* START *

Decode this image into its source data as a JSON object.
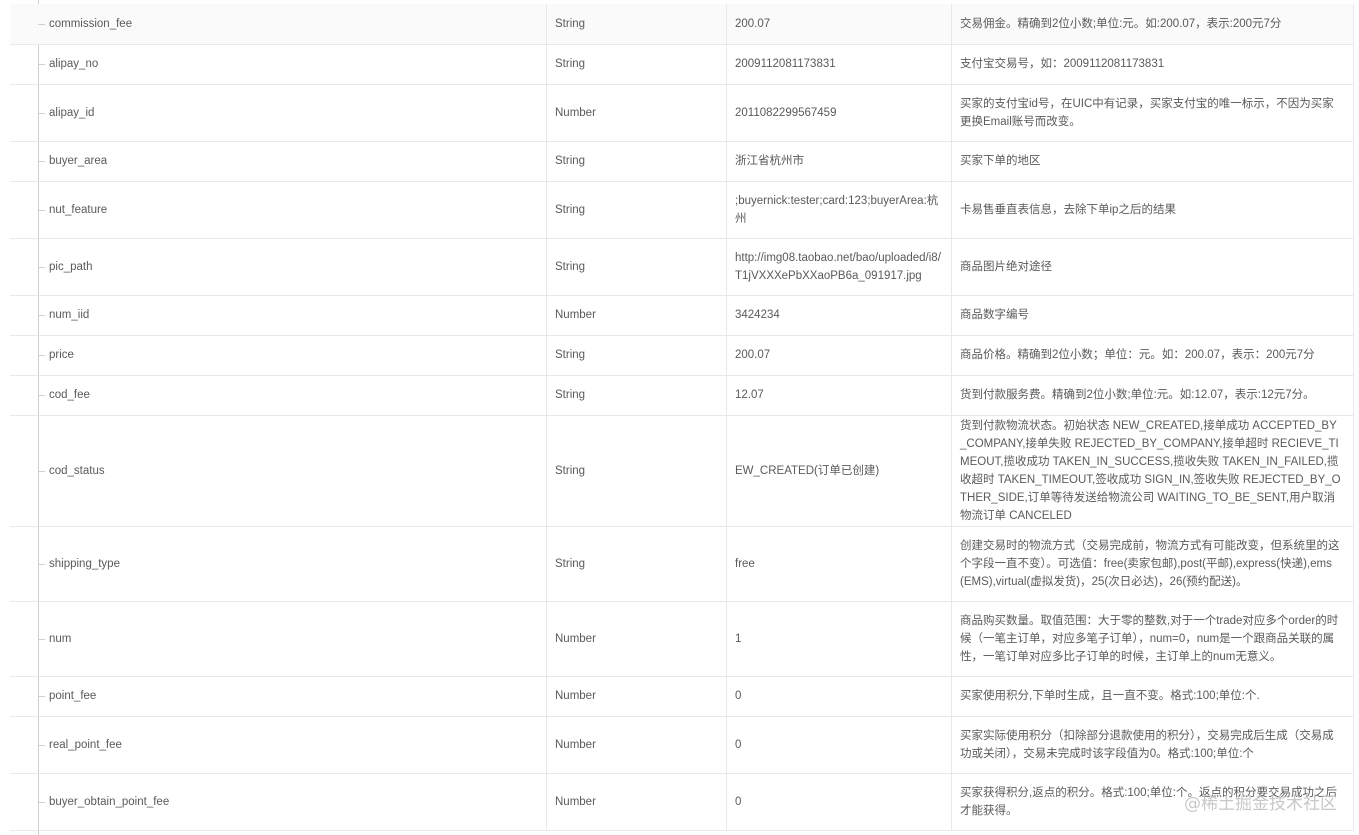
{
  "rows": [
    {
      "name": "commission_fee",
      "type": "String",
      "example": "200.07",
      "desc": "交易佣金。精确到2位小数;单位:元。如:200.07，表示:200元7分"
    },
    {
      "name": "alipay_no",
      "type": "String",
      "example": "2009112081173831",
      "desc": "支付宝交易号，如：2009112081173831"
    },
    {
      "name": "alipay_id",
      "type": "Number",
      "example": "2011082299567459",
      "desc": "买家的支付宝id号，在UIC中有记录，买家支付宝的唯一标示，不因为买家更换Email账号而改变。"
    },
    {
      "name": "buyer_area",
      "type": "String",
      "example": "浙江省杭州市",
      "desc": "买家下单的地区"
    },
    {
      "name": "nut_feature",
      "type": "String",
      "example": ";buyernick:tester;card:123;buyerArea:杭州",
      "desc": "卡易售垂直表信息，去除下单ip之后的结果"
    },
    {
      "name": "pic_path",
      "type": "String",
      "example": "http://img08.taobao.net/bao/uploaded/i8/T1jVXXXePbXXaoPB6a_091917.jpg",
      "desc": "商品图片绝对途径"
    },
    {
      "name": "num_iid",
      "type": "Number",
      "example": "3424234",
      "desc": "商品数字编号"
    },
    {
      "name": "price",
      "type": "String",
      "example": "200.07",
      "desc": "商品价格。精确到2位小数；单位：元。如：200.07，表示：200元7分"
    },
    {
      "name": "cod_fee",
      "type": "String",
      "example": "12.07",
      "desc": "货到付款服务费。精确到2位小数;单位:元。如:12.07，表示:12元7分。"
    },
    {
      "name": "cod_status",
      "type": "String",
      "example": "EW_CREATED(订单已创建)",
      "desc": "货到付款物流状态。初始状态 NEW_CREATED,接单成功 ACCEPTED_BY_COMPANY,接单失败 REJECTED_BY_COMPANY,接单超时 RECIEVE_TIMEOUT,揽收成功 TAKEN_IN_SUCCESS,揽收失败 TAKEN_IN_FAILED,揽收超时 TAKEN_TIMEOUT,签收成功 SIGN_IN,签收失败 REJECTED_BY_OTHER_SIDE,订单等待发送给物流公司 WAITING_TO_BE_SENT,用户取消物流订单 CANCELED"
    },
    {
      "name": "shipping_type",
      "type": "String",
      "example": "free",
      "desc": "创建交易时的物流方式（交易完成前，物流方式有可能改变，但系统里的这个字段一直不变）。可选值：free(卖家包邮),post(平邮),express(快递),ems(EMS),virtual(虚拟发货)，25(次日必达)，26(预约配送)。"
    },
    {
      "name": "num",
      "type": "Number",
      "example": "1",
      "desc": "商品购买数量。取值范围：大于零的整数,对于一个trade对应多个order的时候（一笔主订单，对应多笔子订单），num=0，num是一个跟商品关联的属性，一笔订单对应多比子订单的时候，主订单上的num无意义。"
    },
    {
      "name": "point_fee",
      "type": "Number",
      "example": "0",
      "desc": "买家使用积分,下单时生成，且一直不变。格式:100;单位:个."
    },
    {
      "name": "real_point_fee",
      "type": "Number",
      "example": "0",
      "desc": "买家实际使用积分（扣除部分退款使用的积分），交易完成后生成（交易成功或关闭），交易未完成时该字段值为0。格式:100;单位:个"
    },
    {
      "name": "buyer_obtain_point_fee",
      "type": "Number",
      "example": "0",
      "desc": "买家获得积分,返点的积分。格式:100;单位:个。返点的积分要交易成功之后才能获得。"
    }
  ],
  "watermark": "@稀土掘金技术社区"
}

* END *

* TASK PROMPT *
Your copy should match the records word for word, with the pictures removed.

* SOLUTION TO THE EXERCISE *
Decode this image into its source data as a JSON object.
{
  "rows": [
    {
      "name": "commission_fee",
      "type": "String",
      "example": "200.07",
      "desc": "交易佣金。精确到2位小数;单位:元。如:200.07，表示:200元7分"
    },
    {
      "name": "alipay_no",
      "type": "String",
      "example": "2009112081173831",
      "desc": "支付宝交易号，如：2009112081173831"
    },
    {
      "name": "alipay_id",
      "type": "Number",
      "example": "2011082299567459",
      "desc": "买家的支付宝id号，在UIC中有记录，买家支付宝的唯一标示，不因为买家更换Email账号而改变。"
    },
    {
      "name": "buyer_area",
      "type": "String",
      "example": "浙江省杭州市",
      "desc": "买家下单的地区"
    },
    {
      "name": "nut_feature",
      "type": "String",
      "example": ";buyernick:tester;card:123;buyerArea:杭州",
      "desc": "卡易售垂直表信息，去除下单ip之后的结果"
    },
    {
      "name": "pic_path",
      "type": "String",
      "example": "http://img08.taobao.net/bao/uploaded/i8/T1jVXXXePbXXaoPB6a_091917.jpg",
      "desc": "商品图片绝对途径"
    },
    {
      "name": "num_iid",
      "type": "Number",
      "example": "3424234",
      "desc": "商品数字编号"
    },
    {
      "name": "price",
      "type": "String",
      "example": "200.07",
      "desc": "商品价格。精确到2位小数；单位：元。如：200.07，表示：200元7分"
    },
    {
      "name": "cod_fee",
      "type": "String",
      "example": "12.07",
      "desc": "货到付款服务费。精确到2位小数;单位:元。如:12.07，表示:12元7分。"
    },
    {
      "name": "cod_status",
      "type": "String",
      "example": "EW_CREATED(订单已创建)",
      "desc": "货到付款物流状态。初始状态 NEW_CREATED,接单成功 ACCEPTED_BY_COMPANY,接单失败 REJECTED_BY_COMPANY,接单超时 RECIEVE_TIMEOUT,揽收成功 TAKEN_IN_SUCCESS,揽收失败 TAKEN_IN_FAILED,揽收超时 TAKEN_TIMEOUT,签收成功 SIGN_IN,签收失败 REJECTED_BY_OTHER_SIDE,订单等待发送给物流公司 WAITING_TO_BE_SENT,用户取消物流订单 CANCELED"
    },
    {
      "name": "shipping_type",
      "type": "String",
      "example": "free",
      "desc": "创建交易时的物流方式（交易完成前，物流方式有可能改变，但系统里的这个字段一直不变）。可选值：free(卖家包邮),post(平邮),express(快递),ems(EMS),virtual(虚拟发货)，25(次日必达)，26(预约配送)。"
    },
    {
      "name": "num",
      "type": "Number",
      "example": "1",
      "desc": "商品购买数量。取值范围：大于零的整数,对于一个trade对应多个order的时候（一笔主订单，对应多笔子订单），num=0，num是一个跟商品关联的属性，一笔订单对应多比子订单的时候，主订单上的num无意义。"
    },
    {
      "name": "point_fee",
      "type": "Number",
      "example": "0",
      "desc": "买家使用积分,下单时生成，且一直不变。格式:100;单位:个."
    },
    {
      "name": "real_point_fee",
      "type": "Number",
      "example": "0",
      "desc": "买家实际使用积分（扣除部分退款使用的积分），交易完成后生成（交易成功或关闭），交易未完成时该字段值为0。格式:100;单位:个"
    },
    {
      "name": "buyer_obtain_point_fee",
      "type": "Number",
      "example": "0",
      "desc": "买家获得积分,返点的积分。格式:100;单位:个。返点的积分要交易成功之后才能获得。"
    }
  ],
  "watermark": "@稀土掘金技术社区"
}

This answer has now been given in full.